INFORMATION GIVEN.
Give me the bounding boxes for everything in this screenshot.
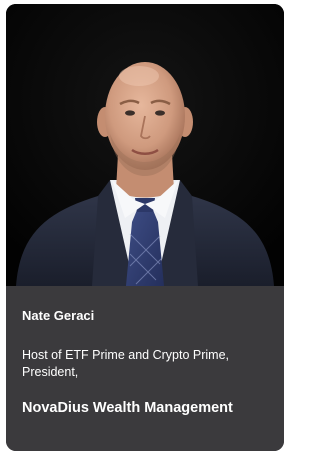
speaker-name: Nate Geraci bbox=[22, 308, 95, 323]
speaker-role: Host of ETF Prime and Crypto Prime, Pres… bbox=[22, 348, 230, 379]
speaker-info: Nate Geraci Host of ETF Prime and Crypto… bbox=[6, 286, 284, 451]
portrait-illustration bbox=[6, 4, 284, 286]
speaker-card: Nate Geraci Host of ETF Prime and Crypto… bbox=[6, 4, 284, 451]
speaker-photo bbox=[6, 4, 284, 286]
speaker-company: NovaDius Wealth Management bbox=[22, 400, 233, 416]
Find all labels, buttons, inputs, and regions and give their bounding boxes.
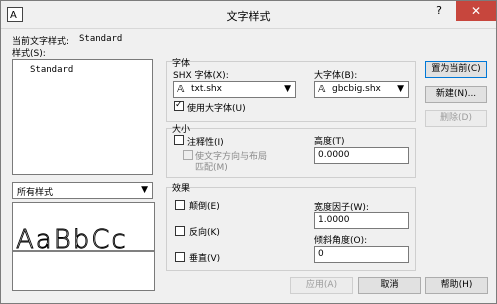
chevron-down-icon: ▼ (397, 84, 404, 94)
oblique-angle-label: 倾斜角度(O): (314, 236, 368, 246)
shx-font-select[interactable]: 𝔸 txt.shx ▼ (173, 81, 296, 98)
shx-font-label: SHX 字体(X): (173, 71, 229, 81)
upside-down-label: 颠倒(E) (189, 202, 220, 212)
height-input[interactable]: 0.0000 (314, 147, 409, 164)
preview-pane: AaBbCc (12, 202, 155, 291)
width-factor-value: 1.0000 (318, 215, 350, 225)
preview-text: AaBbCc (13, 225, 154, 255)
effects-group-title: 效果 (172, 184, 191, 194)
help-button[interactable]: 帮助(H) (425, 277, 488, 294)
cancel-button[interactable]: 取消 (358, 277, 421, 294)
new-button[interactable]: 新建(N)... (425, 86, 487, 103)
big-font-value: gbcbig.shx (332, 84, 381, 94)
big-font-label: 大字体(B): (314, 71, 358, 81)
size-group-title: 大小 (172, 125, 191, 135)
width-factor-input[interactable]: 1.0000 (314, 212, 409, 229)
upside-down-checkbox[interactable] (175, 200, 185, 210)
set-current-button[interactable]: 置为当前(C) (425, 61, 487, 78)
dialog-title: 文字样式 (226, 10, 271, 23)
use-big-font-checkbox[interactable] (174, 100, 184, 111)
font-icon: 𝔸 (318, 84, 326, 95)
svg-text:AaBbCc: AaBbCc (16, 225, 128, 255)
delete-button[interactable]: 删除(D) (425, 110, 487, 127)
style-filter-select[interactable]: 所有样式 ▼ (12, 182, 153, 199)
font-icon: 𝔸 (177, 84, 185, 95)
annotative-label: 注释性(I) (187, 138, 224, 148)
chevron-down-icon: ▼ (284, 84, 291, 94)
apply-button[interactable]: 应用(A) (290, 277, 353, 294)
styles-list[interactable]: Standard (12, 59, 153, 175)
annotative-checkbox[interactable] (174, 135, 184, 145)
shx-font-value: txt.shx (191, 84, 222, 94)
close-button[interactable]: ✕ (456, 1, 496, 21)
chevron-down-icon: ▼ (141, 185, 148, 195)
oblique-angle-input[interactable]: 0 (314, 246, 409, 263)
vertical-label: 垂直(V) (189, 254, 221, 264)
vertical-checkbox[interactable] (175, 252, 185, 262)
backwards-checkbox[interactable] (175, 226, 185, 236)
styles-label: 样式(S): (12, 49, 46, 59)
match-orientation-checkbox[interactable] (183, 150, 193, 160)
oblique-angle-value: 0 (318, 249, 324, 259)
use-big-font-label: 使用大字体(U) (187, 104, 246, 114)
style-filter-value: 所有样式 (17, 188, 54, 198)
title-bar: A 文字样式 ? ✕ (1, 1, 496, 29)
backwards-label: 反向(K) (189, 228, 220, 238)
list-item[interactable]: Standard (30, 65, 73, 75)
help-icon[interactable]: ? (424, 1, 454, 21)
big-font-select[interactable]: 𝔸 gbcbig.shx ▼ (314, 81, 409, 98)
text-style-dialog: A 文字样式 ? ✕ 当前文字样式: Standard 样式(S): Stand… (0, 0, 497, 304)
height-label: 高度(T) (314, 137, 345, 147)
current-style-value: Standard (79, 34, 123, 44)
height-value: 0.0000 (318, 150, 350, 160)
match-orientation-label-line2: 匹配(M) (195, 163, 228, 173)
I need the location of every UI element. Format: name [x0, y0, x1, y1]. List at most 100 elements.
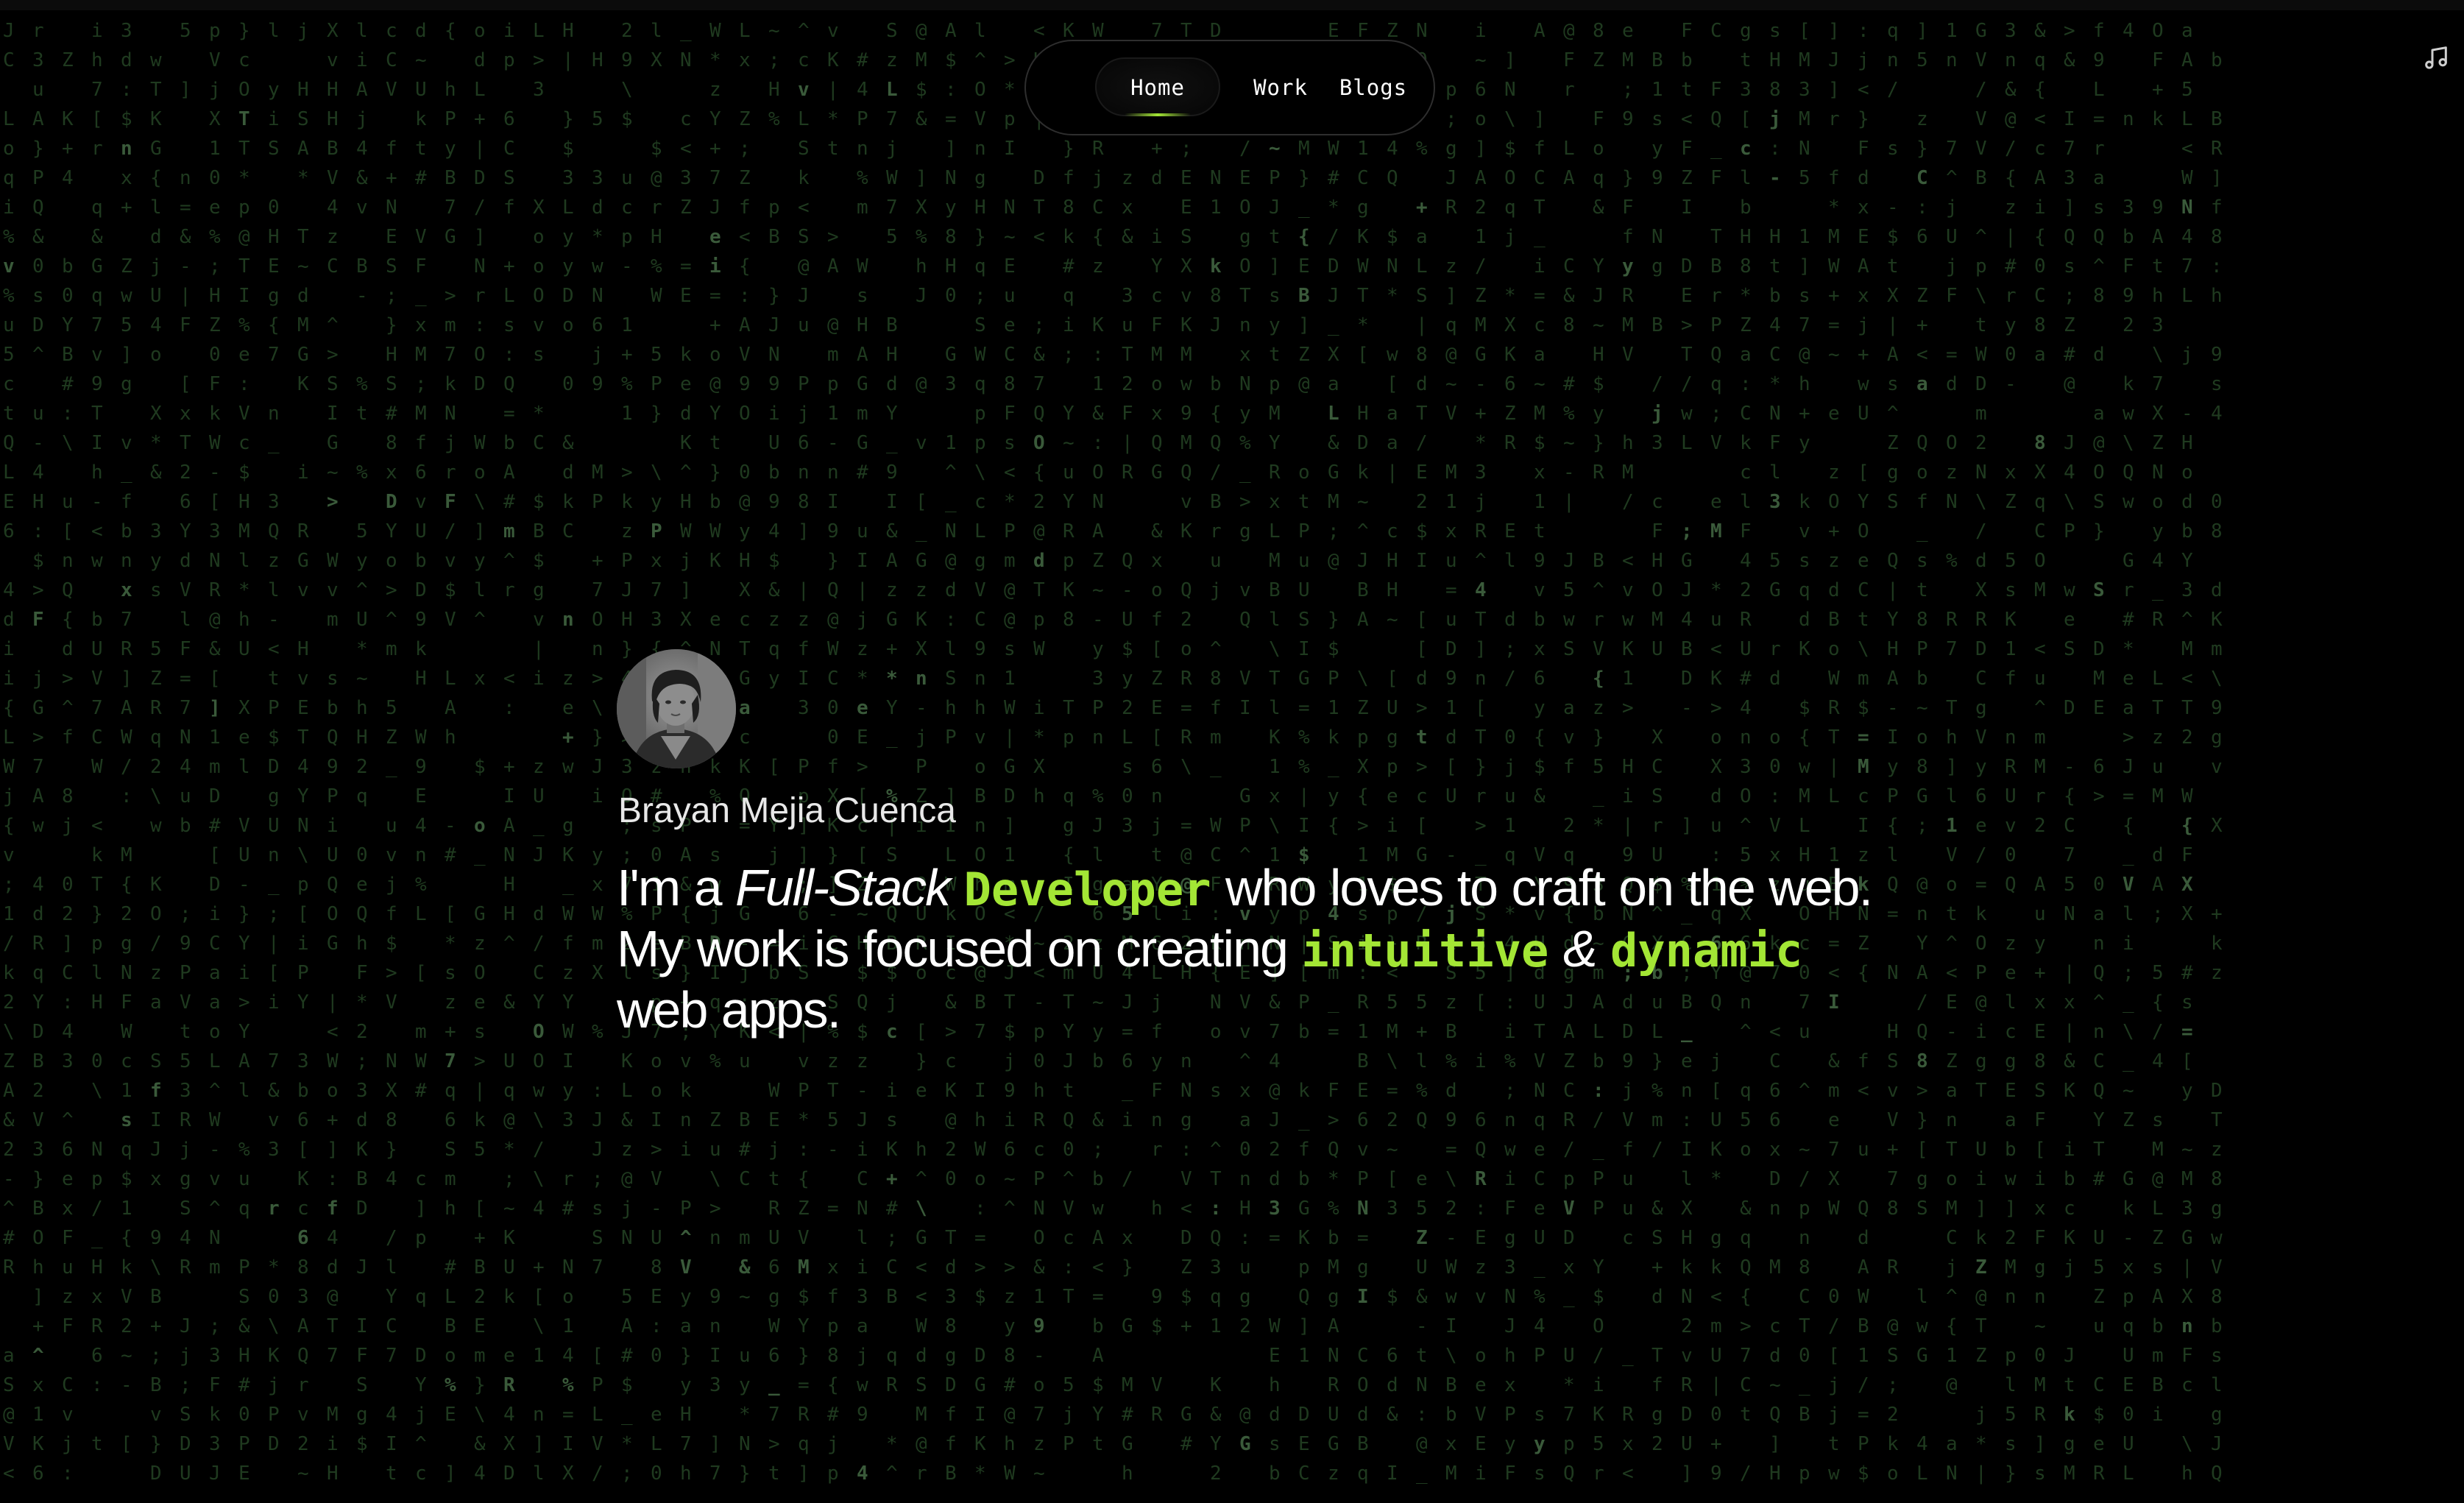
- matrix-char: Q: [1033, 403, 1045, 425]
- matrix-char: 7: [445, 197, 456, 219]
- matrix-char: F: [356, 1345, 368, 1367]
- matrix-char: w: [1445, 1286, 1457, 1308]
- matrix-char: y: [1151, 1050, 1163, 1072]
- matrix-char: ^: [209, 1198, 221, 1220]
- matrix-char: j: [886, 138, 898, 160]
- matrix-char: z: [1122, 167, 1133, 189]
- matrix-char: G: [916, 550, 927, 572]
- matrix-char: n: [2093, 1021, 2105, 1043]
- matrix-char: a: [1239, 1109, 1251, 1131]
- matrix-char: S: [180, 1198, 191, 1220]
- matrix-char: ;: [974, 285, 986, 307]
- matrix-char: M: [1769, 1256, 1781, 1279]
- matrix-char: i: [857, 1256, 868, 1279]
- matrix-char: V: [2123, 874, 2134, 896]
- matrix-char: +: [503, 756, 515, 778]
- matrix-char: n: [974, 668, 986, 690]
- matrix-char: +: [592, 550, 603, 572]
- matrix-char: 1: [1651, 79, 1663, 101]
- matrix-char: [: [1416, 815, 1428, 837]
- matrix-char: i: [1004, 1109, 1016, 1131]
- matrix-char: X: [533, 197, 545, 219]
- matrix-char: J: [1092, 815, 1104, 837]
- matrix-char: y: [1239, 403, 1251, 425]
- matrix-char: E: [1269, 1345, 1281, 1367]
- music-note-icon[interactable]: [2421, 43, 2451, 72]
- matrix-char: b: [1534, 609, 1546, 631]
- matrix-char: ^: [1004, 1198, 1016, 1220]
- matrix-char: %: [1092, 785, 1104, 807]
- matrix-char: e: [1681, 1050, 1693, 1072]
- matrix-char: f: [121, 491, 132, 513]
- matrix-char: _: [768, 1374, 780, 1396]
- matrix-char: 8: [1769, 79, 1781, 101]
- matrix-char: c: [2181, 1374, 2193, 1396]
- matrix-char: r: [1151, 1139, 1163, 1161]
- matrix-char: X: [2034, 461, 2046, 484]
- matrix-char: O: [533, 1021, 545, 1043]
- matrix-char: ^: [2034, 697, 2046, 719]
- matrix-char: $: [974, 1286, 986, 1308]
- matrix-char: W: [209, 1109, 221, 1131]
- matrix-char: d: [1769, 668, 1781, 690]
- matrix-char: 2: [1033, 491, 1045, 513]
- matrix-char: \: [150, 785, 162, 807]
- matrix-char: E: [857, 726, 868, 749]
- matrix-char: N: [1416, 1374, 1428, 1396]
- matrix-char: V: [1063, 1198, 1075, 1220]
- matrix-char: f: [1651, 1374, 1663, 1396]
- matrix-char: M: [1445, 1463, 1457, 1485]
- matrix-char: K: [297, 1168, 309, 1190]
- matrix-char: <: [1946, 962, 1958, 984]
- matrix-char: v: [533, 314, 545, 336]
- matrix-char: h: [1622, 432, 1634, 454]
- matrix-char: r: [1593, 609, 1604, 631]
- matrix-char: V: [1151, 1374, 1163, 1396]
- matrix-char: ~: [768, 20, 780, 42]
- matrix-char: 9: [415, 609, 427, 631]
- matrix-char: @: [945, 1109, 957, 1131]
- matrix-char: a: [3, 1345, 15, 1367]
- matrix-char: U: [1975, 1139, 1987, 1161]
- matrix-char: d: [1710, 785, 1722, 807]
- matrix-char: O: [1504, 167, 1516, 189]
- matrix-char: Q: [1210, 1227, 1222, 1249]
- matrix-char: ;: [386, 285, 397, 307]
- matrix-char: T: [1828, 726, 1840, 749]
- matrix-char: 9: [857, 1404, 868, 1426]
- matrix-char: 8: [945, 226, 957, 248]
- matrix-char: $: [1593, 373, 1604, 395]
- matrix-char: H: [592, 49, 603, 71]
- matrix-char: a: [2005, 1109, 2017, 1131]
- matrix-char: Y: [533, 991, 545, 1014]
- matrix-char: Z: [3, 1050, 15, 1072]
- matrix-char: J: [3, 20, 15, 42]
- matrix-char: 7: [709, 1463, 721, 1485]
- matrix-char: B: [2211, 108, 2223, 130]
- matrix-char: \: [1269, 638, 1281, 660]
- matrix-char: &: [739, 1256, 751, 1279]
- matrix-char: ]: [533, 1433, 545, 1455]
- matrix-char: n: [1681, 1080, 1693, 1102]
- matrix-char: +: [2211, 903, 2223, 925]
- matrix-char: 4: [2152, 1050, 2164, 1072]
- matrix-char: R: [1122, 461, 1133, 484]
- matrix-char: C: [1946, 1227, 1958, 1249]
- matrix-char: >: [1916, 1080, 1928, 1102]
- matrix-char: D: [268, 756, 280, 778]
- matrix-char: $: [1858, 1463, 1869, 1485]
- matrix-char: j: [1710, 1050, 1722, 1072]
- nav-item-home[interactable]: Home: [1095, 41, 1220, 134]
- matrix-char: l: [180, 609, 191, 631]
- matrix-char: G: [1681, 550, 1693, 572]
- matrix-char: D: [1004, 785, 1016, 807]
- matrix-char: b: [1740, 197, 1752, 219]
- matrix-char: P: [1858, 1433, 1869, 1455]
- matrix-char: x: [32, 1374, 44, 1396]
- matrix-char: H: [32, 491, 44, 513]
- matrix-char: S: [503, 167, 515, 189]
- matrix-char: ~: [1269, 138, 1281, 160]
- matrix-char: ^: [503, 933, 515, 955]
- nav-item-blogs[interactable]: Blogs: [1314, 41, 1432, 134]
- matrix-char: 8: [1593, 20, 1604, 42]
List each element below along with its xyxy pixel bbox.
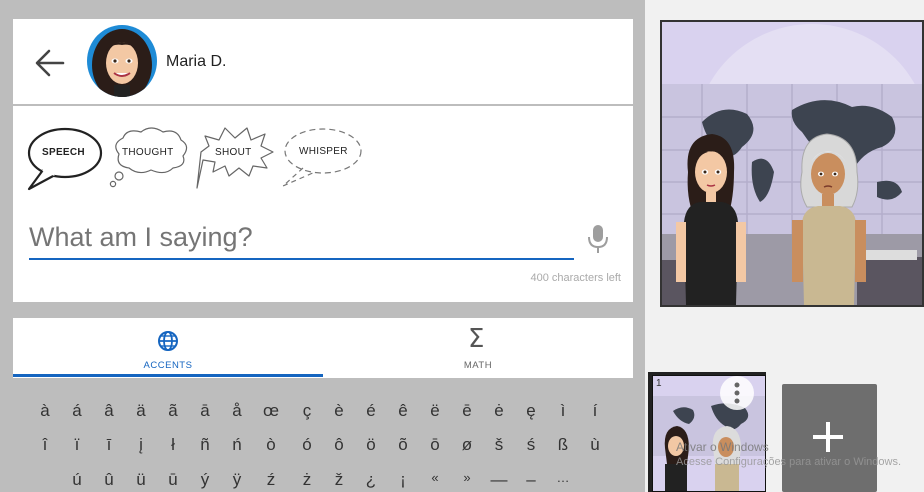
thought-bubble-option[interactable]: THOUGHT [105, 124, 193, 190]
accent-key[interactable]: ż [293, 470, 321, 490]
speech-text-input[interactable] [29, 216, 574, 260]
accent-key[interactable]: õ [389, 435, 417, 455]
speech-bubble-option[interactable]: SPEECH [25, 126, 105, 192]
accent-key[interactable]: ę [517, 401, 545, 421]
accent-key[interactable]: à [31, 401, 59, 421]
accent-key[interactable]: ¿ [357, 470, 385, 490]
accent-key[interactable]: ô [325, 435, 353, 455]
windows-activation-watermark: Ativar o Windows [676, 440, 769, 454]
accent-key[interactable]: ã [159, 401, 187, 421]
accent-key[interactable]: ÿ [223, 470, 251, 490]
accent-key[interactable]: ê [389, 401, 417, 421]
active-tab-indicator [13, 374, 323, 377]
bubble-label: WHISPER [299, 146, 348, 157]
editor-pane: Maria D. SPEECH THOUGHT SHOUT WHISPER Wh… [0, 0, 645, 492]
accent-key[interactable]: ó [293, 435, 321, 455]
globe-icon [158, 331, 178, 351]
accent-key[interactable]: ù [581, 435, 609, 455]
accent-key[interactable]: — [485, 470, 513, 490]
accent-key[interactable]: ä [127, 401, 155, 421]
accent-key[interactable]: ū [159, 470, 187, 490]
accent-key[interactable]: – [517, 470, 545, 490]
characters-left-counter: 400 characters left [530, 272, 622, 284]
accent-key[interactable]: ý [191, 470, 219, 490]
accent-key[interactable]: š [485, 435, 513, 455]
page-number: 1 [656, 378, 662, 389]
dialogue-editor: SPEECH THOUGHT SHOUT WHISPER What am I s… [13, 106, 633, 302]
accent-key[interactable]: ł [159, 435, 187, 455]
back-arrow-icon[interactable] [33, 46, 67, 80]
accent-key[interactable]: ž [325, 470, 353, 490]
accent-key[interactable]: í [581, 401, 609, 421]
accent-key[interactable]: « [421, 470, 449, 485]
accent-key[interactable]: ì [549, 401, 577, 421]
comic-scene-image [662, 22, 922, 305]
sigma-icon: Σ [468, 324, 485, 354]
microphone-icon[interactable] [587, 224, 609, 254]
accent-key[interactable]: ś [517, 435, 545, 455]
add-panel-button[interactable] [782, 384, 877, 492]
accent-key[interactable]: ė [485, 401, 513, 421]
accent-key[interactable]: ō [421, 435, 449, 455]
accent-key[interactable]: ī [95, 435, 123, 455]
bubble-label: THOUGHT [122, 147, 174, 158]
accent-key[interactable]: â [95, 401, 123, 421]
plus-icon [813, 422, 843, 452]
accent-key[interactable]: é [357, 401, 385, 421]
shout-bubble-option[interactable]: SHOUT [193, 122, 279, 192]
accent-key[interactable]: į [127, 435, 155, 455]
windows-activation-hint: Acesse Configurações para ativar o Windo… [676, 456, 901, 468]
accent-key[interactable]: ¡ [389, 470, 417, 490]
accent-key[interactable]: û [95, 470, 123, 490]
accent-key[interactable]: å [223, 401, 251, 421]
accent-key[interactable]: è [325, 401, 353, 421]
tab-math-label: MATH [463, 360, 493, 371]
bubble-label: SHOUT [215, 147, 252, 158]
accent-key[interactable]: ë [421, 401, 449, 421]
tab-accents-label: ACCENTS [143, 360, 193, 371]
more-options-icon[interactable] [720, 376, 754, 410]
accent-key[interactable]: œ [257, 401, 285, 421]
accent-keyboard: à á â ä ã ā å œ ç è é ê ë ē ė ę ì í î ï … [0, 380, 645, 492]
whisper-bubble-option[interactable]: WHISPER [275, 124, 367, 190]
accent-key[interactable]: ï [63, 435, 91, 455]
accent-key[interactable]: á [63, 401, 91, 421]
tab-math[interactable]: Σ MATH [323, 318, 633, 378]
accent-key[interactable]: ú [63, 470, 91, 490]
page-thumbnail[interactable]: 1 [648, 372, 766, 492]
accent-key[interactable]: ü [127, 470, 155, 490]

INSTRUCTIONS TO FOLLOW. Please write out the entries starting at the line that contains "- matrix-char: Q: [1033, 403, 1045, 425]" and ending at the line that contains "- matrix-char: ^: [1004, 1198, 1016, 1220]", both included, copied character for character.

WORKED ANSWER.
- matrix-char: Q: [1033, 403, 1045, 425]
- matrix-char: 7: [445, 197, 456, 219]
- matrix-char: F: [356, 1345, 368, 1367]
- matrix-char: w: [1445, 1286, 1457, 1308]
- matrix-char: y: [1151, 1050, 1163, 1072]
- matrix-char: ^: [209, 1198, 221, 1220]
- matrix-char: j: [886, 138, 898, 160]
- matrix-char: z: [1122, 167, 1133, 189]
- matrix-char: G: [916, 550, 927, 572]
- matrix-char: n: [2093, 1021, 2105, 1043]
- matrix-char: a: [1239, 1109, 1251, 1131]
- matrix-char: S: [180, 1198, 191, 1220]
- matrix-char: ;: [974, 285, 986, 307]
- matrix-char: M: [1769, 1256, 1781, 1279]
- matrix-char: i: [857, 1256, 868, 1279]
- matrix-char: V: [2123, 874, 2134, 896]
- matrix-char: +: [503, 756, 515, 778]
- matrix-char: n: [974, 668, 986, 690]
- matrix-char: +: [592, 550, 603, 572]
- matrix-char: 1: [1651, 79, 1663, 101]
- matrix-char: [: [1416, 815, 1428, 837]
- matrix-char: i: [1004, 1109, 1016, 1131]
- matrix-char: X: [533, 197, 545, 219]
- matrix-char: J: [1092, 815, 1104, 837]
- matrix-char: y: [1239, 403, 1251, 425]
- matrix-char: E: [1269, 1345, 1281, 1367]
- music-note-icon[interactable]: [2421, 43, 2451, 72]
- matrix-char: b: [1534, 609, 1546, 631]
- matrix-char: ^: [1004, 1198, 1016, 1220]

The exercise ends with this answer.